→ What is asked
Take each line that has the word "this" and return it.

◆ ◆ ◆

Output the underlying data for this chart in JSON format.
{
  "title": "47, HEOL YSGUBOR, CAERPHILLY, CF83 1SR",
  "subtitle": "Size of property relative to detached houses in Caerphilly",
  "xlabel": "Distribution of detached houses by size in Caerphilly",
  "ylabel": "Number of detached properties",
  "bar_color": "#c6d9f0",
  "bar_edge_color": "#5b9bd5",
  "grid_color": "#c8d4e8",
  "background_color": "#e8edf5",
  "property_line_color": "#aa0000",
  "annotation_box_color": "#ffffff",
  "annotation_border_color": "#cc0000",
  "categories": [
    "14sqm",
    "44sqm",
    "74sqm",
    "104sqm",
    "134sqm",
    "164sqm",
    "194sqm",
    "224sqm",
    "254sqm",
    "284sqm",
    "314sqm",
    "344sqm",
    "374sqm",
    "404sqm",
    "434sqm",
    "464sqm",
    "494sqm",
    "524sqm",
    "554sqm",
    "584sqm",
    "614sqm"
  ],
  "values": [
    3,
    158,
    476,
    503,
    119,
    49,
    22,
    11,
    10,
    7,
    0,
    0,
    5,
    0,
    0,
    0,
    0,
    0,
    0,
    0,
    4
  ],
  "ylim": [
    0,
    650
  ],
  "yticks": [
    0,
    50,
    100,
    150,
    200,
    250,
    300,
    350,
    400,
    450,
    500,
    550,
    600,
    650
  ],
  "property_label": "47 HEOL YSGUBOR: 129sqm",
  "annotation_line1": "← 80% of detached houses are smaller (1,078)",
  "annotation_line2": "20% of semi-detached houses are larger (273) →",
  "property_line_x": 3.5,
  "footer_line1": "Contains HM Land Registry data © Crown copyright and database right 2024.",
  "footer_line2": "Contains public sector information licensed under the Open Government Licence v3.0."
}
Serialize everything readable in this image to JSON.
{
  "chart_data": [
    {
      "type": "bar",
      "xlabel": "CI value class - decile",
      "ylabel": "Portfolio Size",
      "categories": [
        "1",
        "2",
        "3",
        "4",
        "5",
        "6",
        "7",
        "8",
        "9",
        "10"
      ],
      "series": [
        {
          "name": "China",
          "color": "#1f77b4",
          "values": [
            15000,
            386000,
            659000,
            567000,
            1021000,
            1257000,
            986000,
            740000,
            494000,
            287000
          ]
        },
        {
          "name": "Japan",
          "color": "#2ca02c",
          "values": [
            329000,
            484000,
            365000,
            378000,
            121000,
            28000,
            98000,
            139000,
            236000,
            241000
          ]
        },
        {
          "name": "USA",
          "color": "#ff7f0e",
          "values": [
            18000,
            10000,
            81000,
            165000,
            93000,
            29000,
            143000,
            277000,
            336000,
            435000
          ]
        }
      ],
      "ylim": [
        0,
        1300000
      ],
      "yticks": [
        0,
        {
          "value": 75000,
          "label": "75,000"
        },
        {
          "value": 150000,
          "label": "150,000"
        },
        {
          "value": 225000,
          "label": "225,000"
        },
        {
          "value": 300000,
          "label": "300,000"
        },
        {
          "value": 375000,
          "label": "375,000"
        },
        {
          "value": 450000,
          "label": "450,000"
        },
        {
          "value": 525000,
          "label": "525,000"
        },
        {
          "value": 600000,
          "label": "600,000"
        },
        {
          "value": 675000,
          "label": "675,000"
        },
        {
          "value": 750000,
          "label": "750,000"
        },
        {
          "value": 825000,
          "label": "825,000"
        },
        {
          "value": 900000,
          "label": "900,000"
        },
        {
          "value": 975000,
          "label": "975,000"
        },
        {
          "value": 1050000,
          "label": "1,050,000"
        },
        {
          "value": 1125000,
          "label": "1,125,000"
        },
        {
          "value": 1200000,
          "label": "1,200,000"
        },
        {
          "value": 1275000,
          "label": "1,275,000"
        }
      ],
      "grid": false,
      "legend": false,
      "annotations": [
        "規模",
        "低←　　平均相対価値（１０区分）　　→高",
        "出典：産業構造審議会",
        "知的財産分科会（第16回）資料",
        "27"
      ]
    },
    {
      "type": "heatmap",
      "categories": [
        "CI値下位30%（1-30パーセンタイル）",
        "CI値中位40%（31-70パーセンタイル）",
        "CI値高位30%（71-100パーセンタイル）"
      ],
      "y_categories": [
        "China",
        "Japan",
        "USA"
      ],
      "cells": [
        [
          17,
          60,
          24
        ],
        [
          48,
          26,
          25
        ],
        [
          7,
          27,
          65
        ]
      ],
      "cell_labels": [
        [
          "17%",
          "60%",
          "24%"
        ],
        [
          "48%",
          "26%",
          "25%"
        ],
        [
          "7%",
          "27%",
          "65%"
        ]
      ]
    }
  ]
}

◆ ◆ ◆

→ Full answer
Output the underlying data for this chart in JSON format.
Serialize everything readable in this image to JSON.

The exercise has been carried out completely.